SHORT TASK :: Write out all of the entries exactly, please.

TASK INPUT ::
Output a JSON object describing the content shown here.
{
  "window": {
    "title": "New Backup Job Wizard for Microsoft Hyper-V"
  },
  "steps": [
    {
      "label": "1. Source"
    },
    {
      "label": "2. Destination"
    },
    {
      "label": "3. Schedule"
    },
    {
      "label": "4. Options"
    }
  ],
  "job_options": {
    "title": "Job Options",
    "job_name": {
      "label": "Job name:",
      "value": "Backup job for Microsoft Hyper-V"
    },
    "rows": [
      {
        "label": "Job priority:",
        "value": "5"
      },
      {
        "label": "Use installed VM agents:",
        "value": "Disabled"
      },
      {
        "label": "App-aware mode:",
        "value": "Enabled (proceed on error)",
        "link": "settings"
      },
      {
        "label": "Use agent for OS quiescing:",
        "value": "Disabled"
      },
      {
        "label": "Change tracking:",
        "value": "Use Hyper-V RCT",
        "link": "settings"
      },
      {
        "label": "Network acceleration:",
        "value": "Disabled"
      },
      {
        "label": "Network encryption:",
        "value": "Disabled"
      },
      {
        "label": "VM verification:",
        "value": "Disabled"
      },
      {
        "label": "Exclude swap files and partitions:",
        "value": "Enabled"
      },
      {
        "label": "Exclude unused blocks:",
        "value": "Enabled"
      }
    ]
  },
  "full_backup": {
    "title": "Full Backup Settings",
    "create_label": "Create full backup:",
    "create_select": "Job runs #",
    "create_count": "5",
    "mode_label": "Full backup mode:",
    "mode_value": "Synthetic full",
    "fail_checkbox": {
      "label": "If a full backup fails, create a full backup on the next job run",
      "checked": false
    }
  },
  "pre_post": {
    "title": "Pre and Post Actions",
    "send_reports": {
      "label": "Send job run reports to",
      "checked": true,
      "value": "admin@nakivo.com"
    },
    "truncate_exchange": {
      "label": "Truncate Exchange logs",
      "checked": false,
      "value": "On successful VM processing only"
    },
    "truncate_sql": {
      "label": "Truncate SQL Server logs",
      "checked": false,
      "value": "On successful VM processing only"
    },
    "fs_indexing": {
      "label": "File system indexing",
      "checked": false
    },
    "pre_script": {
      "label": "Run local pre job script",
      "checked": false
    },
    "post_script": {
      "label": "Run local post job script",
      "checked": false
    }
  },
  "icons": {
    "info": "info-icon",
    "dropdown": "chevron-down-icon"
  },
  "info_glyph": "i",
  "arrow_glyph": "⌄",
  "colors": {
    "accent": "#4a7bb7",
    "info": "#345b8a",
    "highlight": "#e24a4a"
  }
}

OUTPUT BELOW ::
Output a JSON object describing the content shown here.
{
  "window": {
    "title": "New Backup Job Wizard for Microsoft Hyper-V"
  },
  "steps": [
    {
      "label": "1. Source"
    },
    {
      "label": "2. Destination"
    },
    {
      "label": "3. Schedule"
    },
    {
      "label": "4. Options"
    }
  ],
  "job_options": {
    "title": "Job Options",
    "job_name": {
      "label": "Job name:",
      "value": "Backup job for Microsoft Hyper-V"
    },
    "rows": [
      {
        "label": "Job priority:",
        "value": "5"
      },
      {
        "label": "Use installed VM agents:",
        "value": "Disabled"
      },
      {
        "label": "App-aware mode:",
        "value": "Enabled (proceed on error)",
        "link": "settings"
      },
      {
        "label": "Use agent for OS quiescing:",
        "value": "Disabled"
      },
      {
        "label": "Change tracking:",
        "value": "Use Hyper-V RCT",
        "link": "settings"
      },
      {
        "label": "Network acceleration:",
        "value": "Disabled"
      },
      {
        "label": "Network encryption:",
        "value": "Disabled"
      },
      {
        "label": "VM verification:",
        "value": "Disabled"
      },
      {
        "label": "Exclude swap files and partitions:",
        "value": "Enabled"
      },
      {
        "label": "Exclude unused blocks:",
        "value": "Enabled"
      }
    ]
  },
  "full_backup": {
    "title": "Full Backup Settings",
    "create_label": "Create full backup:",
    "create_select": "Job runs #",
    "create_count": "5",
    "mode_label": "Full backup mode:",
    "mode_value": "Synthetic full",
    "fail_checkbox": {
      "label": "If a full backup fails, create a full backup on the next job run",
      "checked": false
    }
  },
  "pre_post": {
    "title": "Pre and Post Actions",
    "send_reports": {
      "label": "Send job run reports to",
      "checked": true,
      "value": "admin@nakivo.com"
    },
    "truncate_exchange": {
      "label": "Truncate Exchange logs",
      "checked": false,
      "value": "On successful VM processing only"
    },
    "truncate_sql": {
      "label": "Truncate SQL Server logs",
      "checked": false,
      "value": "On successful VM processing only"
    },
    "fs_indexing": {
      "label": "File system indexing",
      "checked": false
    },
    "pre_script": {
      "label": "Run local pre job script",
      "checked": false
    },
    "post_script": {
      "label": "Run local post job script",
      "checked": false
    }
  },
  "icons": {
    "info": "info-icon",
    "dropdown": "chevron-down-icon"
  },
  "info_glyph": "i",
  "arrow_glyph": "⌄",
  "colors": {
    "accent": "#4a7bb7",
    "info": "#345b8a",
    "highlight": "#e24a4a"
  }
}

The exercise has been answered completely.